### Work to do
Retype the data that follows line by line, exactly, and leave its pictures out.

=== Raw data ===

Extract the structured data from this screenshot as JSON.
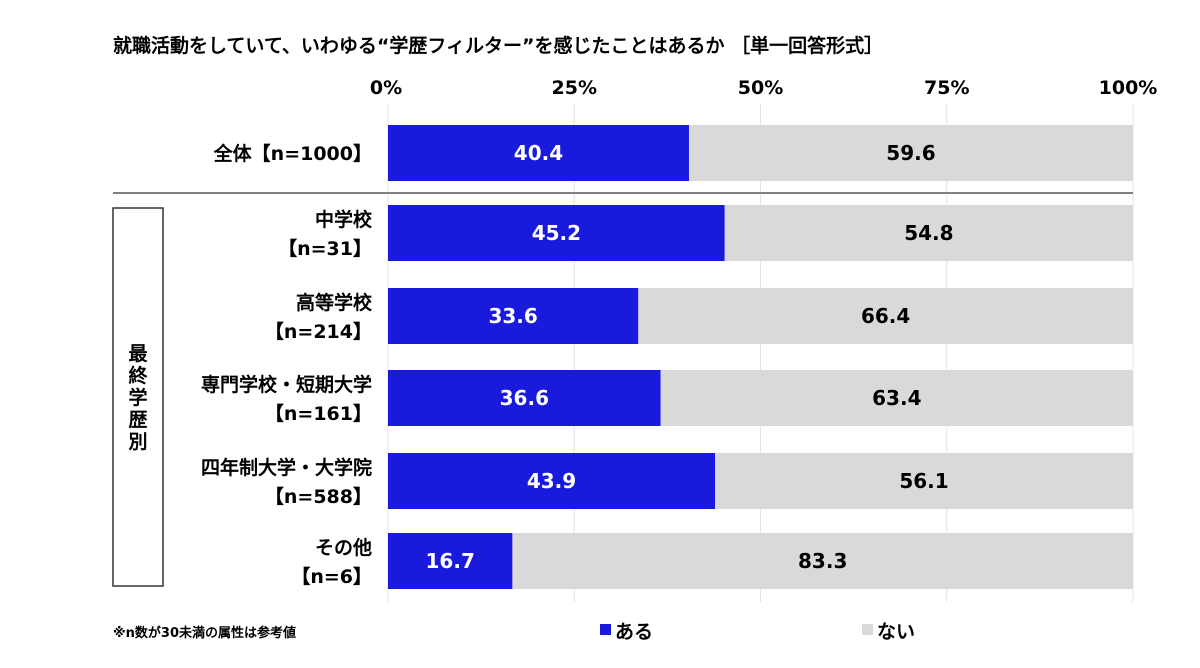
{
  "chart_data": {
    "type": "bar",
    "orientation": "horizontal",
    "stacked": true,
    "title": "就職活動をしていて、いわゆる“学歴フィルター”を感じたことはあるか ［単一回答形式］",
    "xlim": [
      0,
      100
    ],
    "x_ticks": [
      "0%",
      "25%",
      "50%",
      "75%",
      "100%"
    ],
    "grid": true,
    "legend_position": "bottom",
    "categories": [
      {
        "label": [
          "全体【n=1000】"
        ],
        "group": ""
      },
      {
        "label": [
          "中学校",
          "【n=31】"
        ],
        "group": "最終学歴別"
      },
      {
        "label": [
          "高等学校",
          "【n=214】"
        ],
        "group": "最終学歴別"
      },
      {
        "label": [
          "専門学校・短期大学",
          "【n=161】"
        ],
        "group": "最終学歴別"
      },
      {
        "label": [
          "四年制大学・大学院",
          "【n=588】"
        ],
        "group": "最終学歴別"
      },
      {
        "label": [
          "その他",
          "【n=6】"
        ],
        "group": "最終学歴別"
      }
    ],
    "group_label": "最終学歴別",
    "series": [
      {
        "name": "ある",
        "color": "#1a1adc",
        "values": [
          40.4,
          45.2,
          33.6,
          36.6,
          43.9,
          16.7
        ],
        "labels": [
          "40.4",
          "45.2",
          "33.6",
          "36.6",
          "43.9",
          "16.7"
        ]
      },
      {
        "name": "ない",
        "color": "#d9d9d9",
        "values": [
          59.6,
          54.8,
          66.4,
          63.4,
          56.1,
          83.3
        ],
        "labels": [
          "59.6",
          "54.8",
          "66.4",
          "63.4",
          "56.1",
          "83.3"
        ]
      }
    ],
    "note": "※n数が30未満の属性は参考値"
  }
}
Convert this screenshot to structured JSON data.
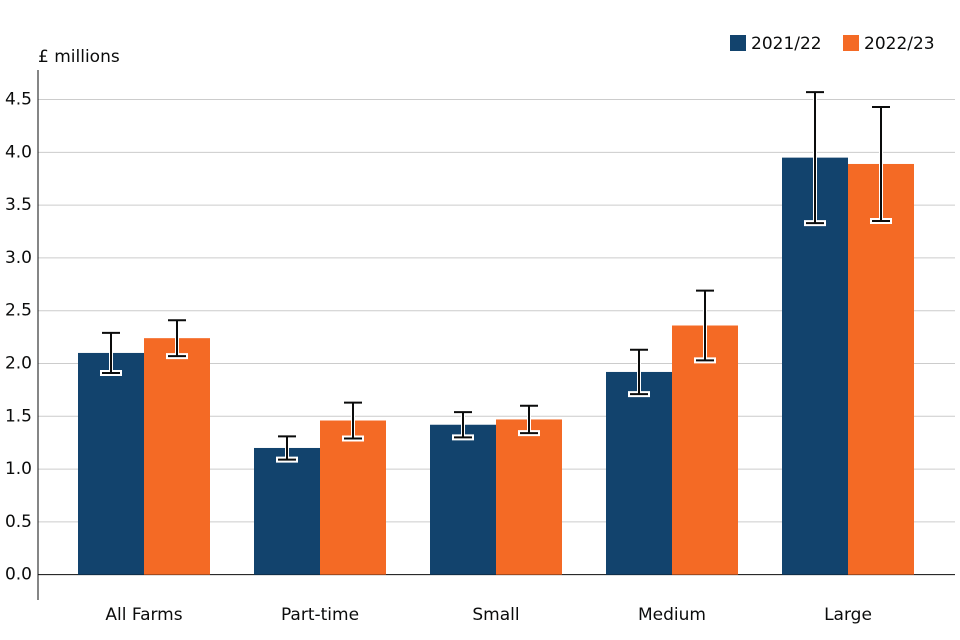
{
  "chart_data": {
    "type": "bar",
    "y_label": "£ millions",
    "categories": [
      "All Farms",
      "Part-time",
      "Small",
      "Medium",
      "Large"
    ],
    "series": [
      {
        "name": "2021/22",
        "color": "#12436d",
        "values": [
          2.1,
          1.2,
          1.42,
          1.92,
          3.95
        ],
        "errors": [
          0.19,
          0.11,
          0.12,
          0.21,
          0.62
        ]
      },
      {
        "name": "2022/23",
        "color": "#f46a25",
        "values": [
          2.24,
          1.46,
          1.47,
          2.36,
          3.89
        ],
        "errors": [
          0.17,
          0.17,
          0.13,
          0.33,
          0.54
        ]
      }
    ],
    "ylim": [
      -0.24,
      4.78
    ],
    "yticks": [
      {
        "value": 0,
        "label": "0.0"
      },
      0.5,
      {
        "value": 1,
        "label": "1.0"
      },
      1.5,
      {
        "value": 2,
        "label": "2.0"
      },
      2.5,
      {
        "value": 3,
        "label": "3.0"
      },
      3.5,
      {
        "value": 4,
        "label": "4.0"
      },
      4.5
    ],
    "grid": true,
    "legend": "top-right"
  }
}
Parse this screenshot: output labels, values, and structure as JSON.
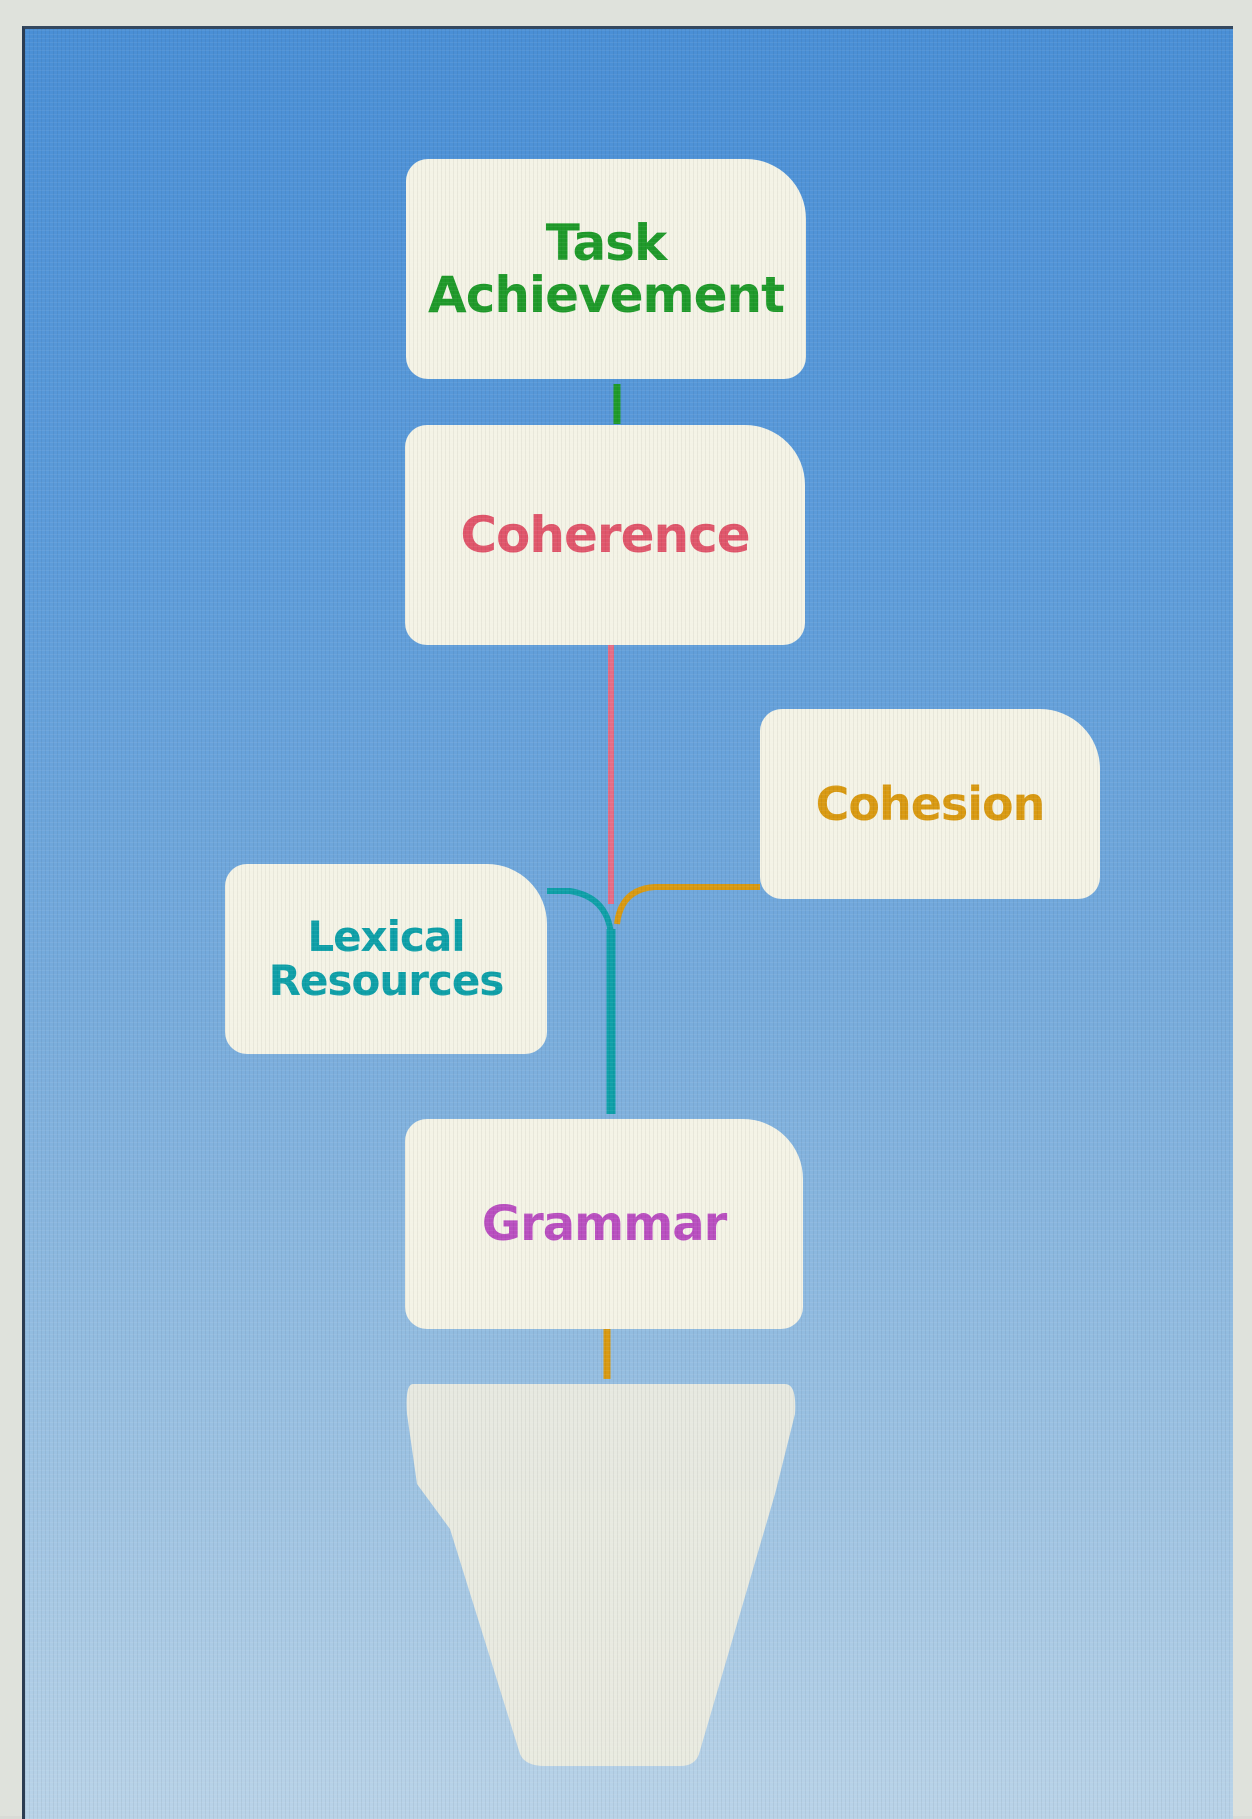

===

### Written solution
Extract the structured data from this screenshot as JSON.
{
  "chart_data": {
    "type": "bar",
    "orientation": "horizontal",
    "stacked": true,
    "title": "就職活動をしていて、いわゆる“学歴フィルター”を感じたことはあるか ［単一回答形式］",
    "xlim": [
      0,
      100
    ],
    "x_ticks": [
      "0%",
      "25%",
      "50%",
      "75%",
      "100%"
    ],
    "grid": true,
    "legend_position": "bottom",
    "categories": [
      {
        "label": [
          "全体【n=1000】"
        ],
        "group": ""
      },
      {
        "label": [
          "中学校",
          "【n=31】"
        ],
        "group": "最終学歴別"
      },
      {
        "label": [
          "高等学校",
          "【n=214】"
        ],
        "group": "最終学歴別"
      },
      {
        "label": [
          "専門学校・短期大学",
          "【n=161】"
        ],
        "group": "最終学歴別"
      },
      {
        "label": [
          "四年制大学・大学院",
          "【n=588】"
        ],
        "group": "最終学歴別"
      },
      {
        "label": [
          "その他",
          "【n=6】"
        ],
        "group": "最終学歴別"
      }
    ],
    "group_label": "最終学歴別",
    "series": [
      {
        "name": "ある",
        "color": "#1a1adc",
        "values": [
          40.4,
          45.2,
          33.6,
          36.6,
          43.9,
          16.7
        ],
        "labels": [
          "40.4",
          "45.2",
          "33.6",
          "36.6",
          "43.9",
          "16.7"
        ]
      },
      {
        "name": "ない",
        "color": "#d9d9d9",
        "values": [
          59.6,
          54.8,
          66.4,
          63.4,
          56.1,
          83.3
        ],
        "labels": [
          "59.6",
          "54.8",
          "66.4",
          "63.4",
          "56.1",
          "83.3"
        ]
      }
    ],
    "note": "※n数が30未満の属性は参考値"
  }
}
Convert this screenshot to structured JSON data.
{
  "chart_data": {
    "type": "bar",
    "y_label": "£ millions",
    "categories": [
      "All Farms",
      "Part-time",
      "Small",
      "Medium",
      "Large"
    ],
    "series": [
      {
        "name": "2021/22",
        "color": "#12436d",
        "values": [
          2.1,
          1.2,
          1.42,
          1.92,
          3.95
        ],
        "errors": [
          0.19,
          0.11,
          0.12,
          0.21,
          0.62
        ]
      },
      {
        "name": "2022/23",
        "color": "#f46a25",
        "values": [
          2.24,
          1.46,
          1.47,
          2.36,
          3.89
        ],
        "errors": [
          0.17,
          0.17,
          0.13,
          0.33,
          0.54
        ]
      }
    ],
    "ylim": [
      -0.24,
      4.78
    ],
    "yticks": [
      {
        "value": 0,
        "label": "0.0"
      },
      0.5,
      {
        "value": 1,
        "label": "1.0"
      },
      1.5,
      {
        "value": 2,
        "label": "2.0"
      },
      2.5,
      {
        "value": 3,
        "label": "3.0"
      },
      3.5,
      {
        "value": 4,
        "label": "4.0"
      },
      4.5
    ],
    "grid": true,
    "legend": "top-right"
  }
}
Parse this screenshot: output labels, values, and structure as JSON.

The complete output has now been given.